All lines holding the string "label" are to be shown.

[Entries from a dataset]
┄┄┄┄┄┄

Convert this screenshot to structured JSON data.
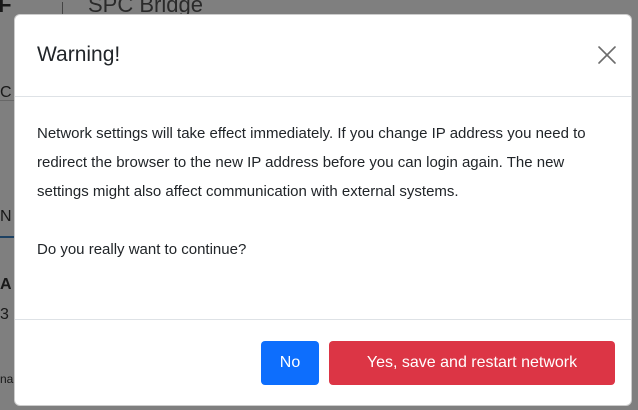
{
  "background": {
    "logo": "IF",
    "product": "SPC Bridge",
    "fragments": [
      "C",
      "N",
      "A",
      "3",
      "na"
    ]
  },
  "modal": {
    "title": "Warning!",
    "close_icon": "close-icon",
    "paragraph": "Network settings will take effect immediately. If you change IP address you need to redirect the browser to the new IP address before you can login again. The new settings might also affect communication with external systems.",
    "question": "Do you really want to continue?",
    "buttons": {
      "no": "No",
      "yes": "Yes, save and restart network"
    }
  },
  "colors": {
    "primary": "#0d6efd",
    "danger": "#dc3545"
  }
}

┄┄┄┄┄┄

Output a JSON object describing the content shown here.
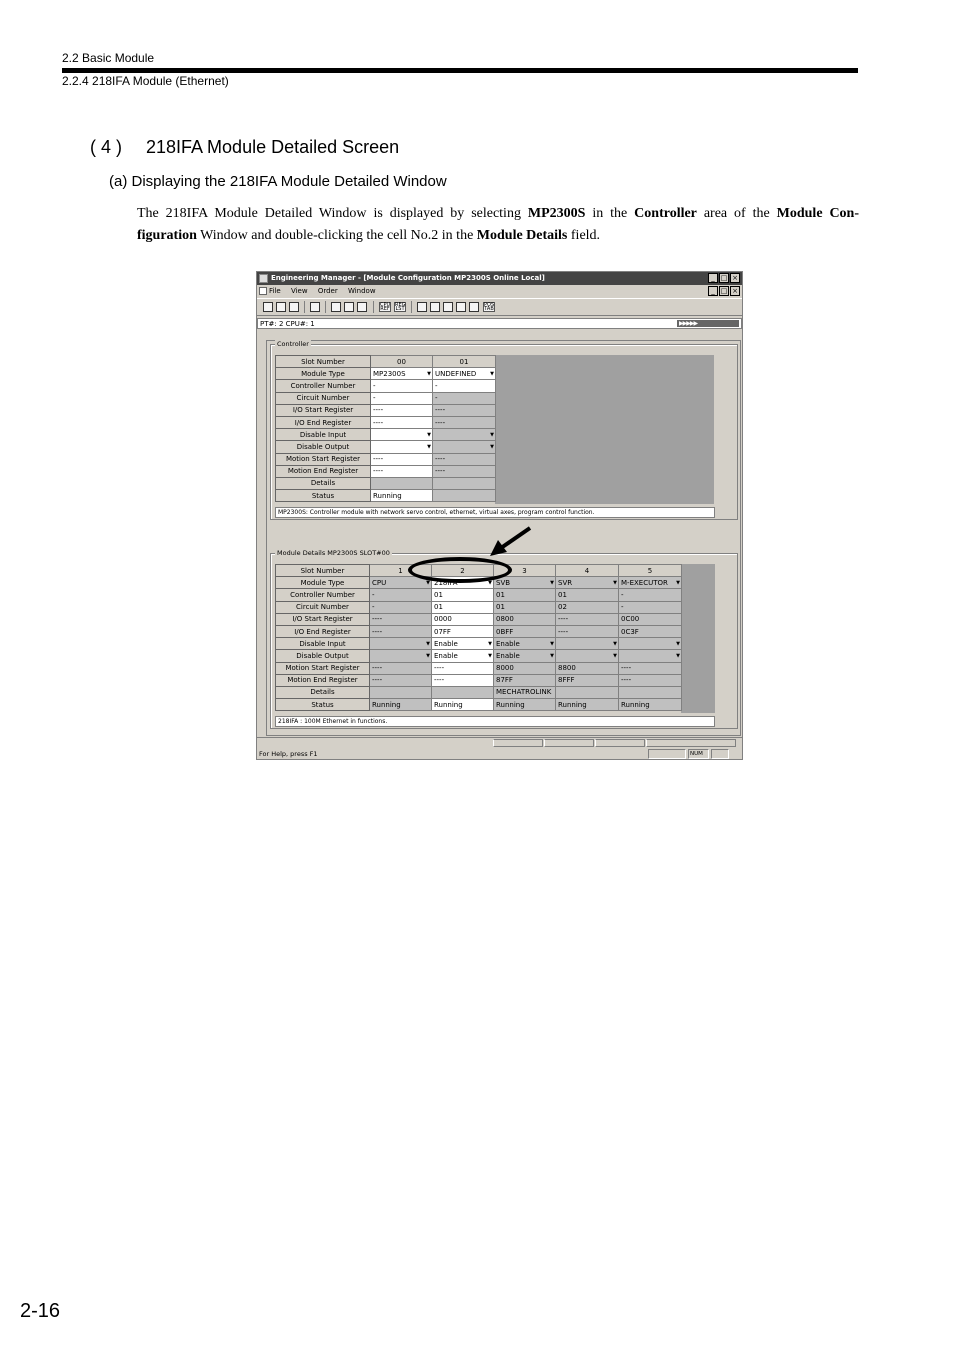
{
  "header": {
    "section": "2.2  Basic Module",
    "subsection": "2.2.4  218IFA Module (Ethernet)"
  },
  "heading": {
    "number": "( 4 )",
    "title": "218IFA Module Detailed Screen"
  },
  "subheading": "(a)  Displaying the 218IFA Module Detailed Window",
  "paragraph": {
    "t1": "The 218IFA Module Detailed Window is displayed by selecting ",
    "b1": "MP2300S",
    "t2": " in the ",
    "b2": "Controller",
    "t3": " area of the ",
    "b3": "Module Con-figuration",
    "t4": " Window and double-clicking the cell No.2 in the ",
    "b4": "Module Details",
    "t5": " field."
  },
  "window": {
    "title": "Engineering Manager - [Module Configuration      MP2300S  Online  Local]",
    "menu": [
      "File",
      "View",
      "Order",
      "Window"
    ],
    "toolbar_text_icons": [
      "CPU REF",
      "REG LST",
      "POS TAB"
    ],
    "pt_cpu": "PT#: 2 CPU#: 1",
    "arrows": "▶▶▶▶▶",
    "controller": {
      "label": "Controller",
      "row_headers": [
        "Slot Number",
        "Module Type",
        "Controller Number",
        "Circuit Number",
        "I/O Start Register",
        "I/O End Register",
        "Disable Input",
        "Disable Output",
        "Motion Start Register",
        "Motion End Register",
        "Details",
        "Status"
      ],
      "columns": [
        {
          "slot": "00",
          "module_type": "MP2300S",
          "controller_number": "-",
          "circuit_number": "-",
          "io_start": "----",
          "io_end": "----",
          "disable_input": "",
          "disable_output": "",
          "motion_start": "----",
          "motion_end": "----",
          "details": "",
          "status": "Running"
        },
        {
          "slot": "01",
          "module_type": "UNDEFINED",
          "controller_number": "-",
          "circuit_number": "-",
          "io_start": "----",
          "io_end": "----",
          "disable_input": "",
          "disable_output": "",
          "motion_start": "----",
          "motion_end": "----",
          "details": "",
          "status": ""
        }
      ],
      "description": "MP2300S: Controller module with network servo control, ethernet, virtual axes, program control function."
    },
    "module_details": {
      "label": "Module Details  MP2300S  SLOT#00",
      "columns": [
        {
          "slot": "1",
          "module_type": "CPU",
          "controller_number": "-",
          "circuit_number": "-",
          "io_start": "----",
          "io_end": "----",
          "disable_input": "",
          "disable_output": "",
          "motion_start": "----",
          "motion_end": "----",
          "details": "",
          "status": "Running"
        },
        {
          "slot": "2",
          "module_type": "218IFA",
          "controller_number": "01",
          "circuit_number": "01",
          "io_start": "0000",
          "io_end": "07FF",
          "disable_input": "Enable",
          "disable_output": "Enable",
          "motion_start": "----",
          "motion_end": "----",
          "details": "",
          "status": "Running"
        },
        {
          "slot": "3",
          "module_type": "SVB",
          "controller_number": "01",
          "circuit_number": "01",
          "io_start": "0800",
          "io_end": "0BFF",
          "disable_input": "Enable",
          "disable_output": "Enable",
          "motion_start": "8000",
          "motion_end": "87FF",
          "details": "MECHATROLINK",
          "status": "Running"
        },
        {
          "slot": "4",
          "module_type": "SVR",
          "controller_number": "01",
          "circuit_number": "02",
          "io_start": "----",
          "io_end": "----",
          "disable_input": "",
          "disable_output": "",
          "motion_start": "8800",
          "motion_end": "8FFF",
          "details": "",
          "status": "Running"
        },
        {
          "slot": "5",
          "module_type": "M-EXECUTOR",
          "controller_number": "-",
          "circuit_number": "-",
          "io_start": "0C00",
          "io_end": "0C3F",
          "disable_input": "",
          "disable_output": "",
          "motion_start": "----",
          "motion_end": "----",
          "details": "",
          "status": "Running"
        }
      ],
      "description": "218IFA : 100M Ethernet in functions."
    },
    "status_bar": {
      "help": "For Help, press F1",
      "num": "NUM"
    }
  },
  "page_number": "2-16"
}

┄┄┄┄┄┄

Answer in full
      "label": "Controller",
      "label": "Module Details  MP2300S  SLOT#00",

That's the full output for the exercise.